● What the exercise asks
Copy, in full, each line of the material that holds the word "houses".

● Listing

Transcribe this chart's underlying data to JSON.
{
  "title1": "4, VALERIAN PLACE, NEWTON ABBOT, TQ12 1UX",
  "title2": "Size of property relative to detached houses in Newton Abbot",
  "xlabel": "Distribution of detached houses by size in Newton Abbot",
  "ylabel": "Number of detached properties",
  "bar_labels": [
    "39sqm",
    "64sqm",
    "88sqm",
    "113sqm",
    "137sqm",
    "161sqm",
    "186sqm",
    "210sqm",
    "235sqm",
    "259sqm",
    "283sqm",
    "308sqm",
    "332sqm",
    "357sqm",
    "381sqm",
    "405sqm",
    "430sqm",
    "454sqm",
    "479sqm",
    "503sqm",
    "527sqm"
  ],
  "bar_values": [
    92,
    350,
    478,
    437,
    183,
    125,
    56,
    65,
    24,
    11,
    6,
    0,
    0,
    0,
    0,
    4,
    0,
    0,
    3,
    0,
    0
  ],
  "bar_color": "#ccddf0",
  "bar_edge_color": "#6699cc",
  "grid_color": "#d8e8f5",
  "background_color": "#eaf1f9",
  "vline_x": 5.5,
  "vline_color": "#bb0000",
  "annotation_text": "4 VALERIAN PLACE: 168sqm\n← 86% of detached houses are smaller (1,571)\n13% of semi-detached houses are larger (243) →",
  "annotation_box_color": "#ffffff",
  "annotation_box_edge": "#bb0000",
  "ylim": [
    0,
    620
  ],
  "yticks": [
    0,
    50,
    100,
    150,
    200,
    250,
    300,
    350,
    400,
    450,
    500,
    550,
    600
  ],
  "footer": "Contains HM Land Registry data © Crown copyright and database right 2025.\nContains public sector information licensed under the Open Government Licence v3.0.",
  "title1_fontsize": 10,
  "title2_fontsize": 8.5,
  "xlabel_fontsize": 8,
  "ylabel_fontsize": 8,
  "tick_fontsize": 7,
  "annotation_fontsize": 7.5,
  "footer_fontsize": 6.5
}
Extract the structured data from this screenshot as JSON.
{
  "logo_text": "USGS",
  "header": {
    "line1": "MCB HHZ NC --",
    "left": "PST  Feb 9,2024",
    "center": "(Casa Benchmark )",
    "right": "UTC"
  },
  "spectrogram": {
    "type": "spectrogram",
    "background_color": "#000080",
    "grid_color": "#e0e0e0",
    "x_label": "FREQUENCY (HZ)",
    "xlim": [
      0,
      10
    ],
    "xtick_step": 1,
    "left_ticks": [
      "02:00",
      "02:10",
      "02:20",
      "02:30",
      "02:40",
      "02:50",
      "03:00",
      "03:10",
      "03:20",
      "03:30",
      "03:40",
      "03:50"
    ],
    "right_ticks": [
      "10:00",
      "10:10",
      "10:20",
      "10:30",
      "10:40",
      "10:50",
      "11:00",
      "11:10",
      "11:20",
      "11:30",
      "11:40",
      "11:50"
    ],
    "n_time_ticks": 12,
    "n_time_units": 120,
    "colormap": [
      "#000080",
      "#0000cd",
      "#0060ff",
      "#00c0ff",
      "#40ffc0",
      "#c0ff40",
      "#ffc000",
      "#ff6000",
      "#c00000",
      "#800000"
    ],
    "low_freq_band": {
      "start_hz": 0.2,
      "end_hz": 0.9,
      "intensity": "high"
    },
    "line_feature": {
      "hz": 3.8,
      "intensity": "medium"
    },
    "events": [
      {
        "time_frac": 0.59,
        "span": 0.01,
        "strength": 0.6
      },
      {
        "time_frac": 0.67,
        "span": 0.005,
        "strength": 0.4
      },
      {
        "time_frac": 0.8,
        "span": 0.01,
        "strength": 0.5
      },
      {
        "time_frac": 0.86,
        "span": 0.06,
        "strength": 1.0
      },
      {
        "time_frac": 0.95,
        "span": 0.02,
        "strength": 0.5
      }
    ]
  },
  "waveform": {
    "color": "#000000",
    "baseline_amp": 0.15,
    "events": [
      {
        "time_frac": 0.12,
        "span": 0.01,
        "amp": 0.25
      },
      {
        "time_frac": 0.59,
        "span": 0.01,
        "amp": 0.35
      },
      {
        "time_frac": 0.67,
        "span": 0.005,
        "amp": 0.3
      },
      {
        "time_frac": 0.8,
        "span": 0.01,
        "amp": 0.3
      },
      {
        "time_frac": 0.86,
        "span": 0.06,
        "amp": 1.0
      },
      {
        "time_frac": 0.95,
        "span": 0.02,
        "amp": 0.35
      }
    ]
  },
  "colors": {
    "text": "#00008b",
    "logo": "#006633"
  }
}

● Written solution
  "title2": "Size of property relative to detached houses in Newton Abbot",
  "xlabel": "Distribution of detached houses by size in Newton Abbot",
  "annotation_text": "4 VALERIAN PLACE: 168sqm\n← 86% of detached houses are smaller (1,571)\n13% of semi-detached houses are larger (243) →",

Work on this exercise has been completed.